- _Written problem_: Could you write out the records below exactly as they appear?

Data entries for graphics
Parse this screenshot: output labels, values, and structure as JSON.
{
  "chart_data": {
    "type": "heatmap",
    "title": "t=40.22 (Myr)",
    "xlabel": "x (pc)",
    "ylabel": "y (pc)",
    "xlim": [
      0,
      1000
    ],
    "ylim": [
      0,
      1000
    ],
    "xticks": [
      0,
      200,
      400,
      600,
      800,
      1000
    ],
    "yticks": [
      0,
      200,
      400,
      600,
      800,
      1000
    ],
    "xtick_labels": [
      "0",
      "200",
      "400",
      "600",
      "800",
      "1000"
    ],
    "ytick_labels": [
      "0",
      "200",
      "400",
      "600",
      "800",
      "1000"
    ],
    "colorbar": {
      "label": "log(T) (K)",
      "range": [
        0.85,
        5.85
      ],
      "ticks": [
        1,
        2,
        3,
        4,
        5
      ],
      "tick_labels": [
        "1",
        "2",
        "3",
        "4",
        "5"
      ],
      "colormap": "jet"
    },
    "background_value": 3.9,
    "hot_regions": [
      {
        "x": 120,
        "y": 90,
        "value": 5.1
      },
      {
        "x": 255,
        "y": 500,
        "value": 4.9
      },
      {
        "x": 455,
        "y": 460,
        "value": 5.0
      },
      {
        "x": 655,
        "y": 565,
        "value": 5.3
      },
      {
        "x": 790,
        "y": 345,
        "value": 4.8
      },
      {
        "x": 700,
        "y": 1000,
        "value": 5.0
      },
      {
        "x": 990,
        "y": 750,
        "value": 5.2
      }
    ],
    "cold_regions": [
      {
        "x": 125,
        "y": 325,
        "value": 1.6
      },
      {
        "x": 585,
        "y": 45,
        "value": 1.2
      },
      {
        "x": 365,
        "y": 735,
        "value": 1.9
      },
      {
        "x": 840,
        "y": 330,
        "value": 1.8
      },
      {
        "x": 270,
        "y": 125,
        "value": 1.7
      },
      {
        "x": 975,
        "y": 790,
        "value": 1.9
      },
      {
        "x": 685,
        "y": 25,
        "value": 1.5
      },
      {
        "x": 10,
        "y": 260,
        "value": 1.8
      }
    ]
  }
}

- _In response_:
Parse this screenshot: output labels, values, and structure as JSON.
{
  "chart_data": {
    "type": "heatmap",
    "title": "t=40.22 (Myr)",
    "xlabel": "x (pc)",
    "ylabel": "y (pc)",
    "xlim": [
      0,
      1000
    ],
    "ylim": [
      0,
      1000
    ],
    "xticks": [
      0,
      200,
      400,
      600,
      800,
      1000
    ],
    "yticks": [
      0,
      200,
      400,
      600,
      800,
      1000
    ],
    "xtick_labels": [
      "0",
      "200",
      "400",
      "600",
      "800",
      "1000"
    ],
    "ytick_labels": [
      "0",
      "200",
      "400",
      "600",
      "800",
      "1000"
    ],
    "colorbar": {
      "label": "log(T) (K)",
      "range": [
        0.85,
        5.85
      ],
      "ticks": [
        1,
        2,
        3,
        4,
        5
      ],
      "tick_labels": [
        "1",
        "2",
        "3",
        "4",
        "5"
      ],
      "colormap": "jet"
    },
    "background_value": 3.9,
    "hot_regions": [
      {
        "x": 120,
        "y": 90,
        "value": 5.1
      },
      {
        "x": 255,
        "y": 500,
        "value": 4.9
      },
      {
        "x": 455,
        "y": 460,
        "value": 5.0
      },
      {
        "x": 655,
        "y": 565,
        "value": 5.3
      },
      {
        "x": 790,
        "y": 345,
        "value": 4.8
      },
      {
        "x": 700,
        "y": 1000,
        "value": 5.0
      },
      {
        "x": 990,
        "y": 750,
        "value": 5.2
      }
    ],
    "cold_regions": [
      {
        "x": 125,
        "y": 325,
        "value": 1.6
      },
      {
        "x": 585,
        "y": 45,
        "value": 1.2
      },
      {
        "x": 365,
        "y": 735,
        "value": 1.9
      },
      {
        "x": 840,
        "y": 330,
        "value": 1.8
      },
      {
        "x": 270,
        "y": 125,
        "value": 1.7
      },
      {
        "x": 975,
        "y": 790,
        "value": 1.9
      },
      {
        "x": 685,
        "y": 25,
        "value": 1.5
      },
      {
        "x": 10,
        "y": 260,
        "value": 1.8
      }
    ]
  }
}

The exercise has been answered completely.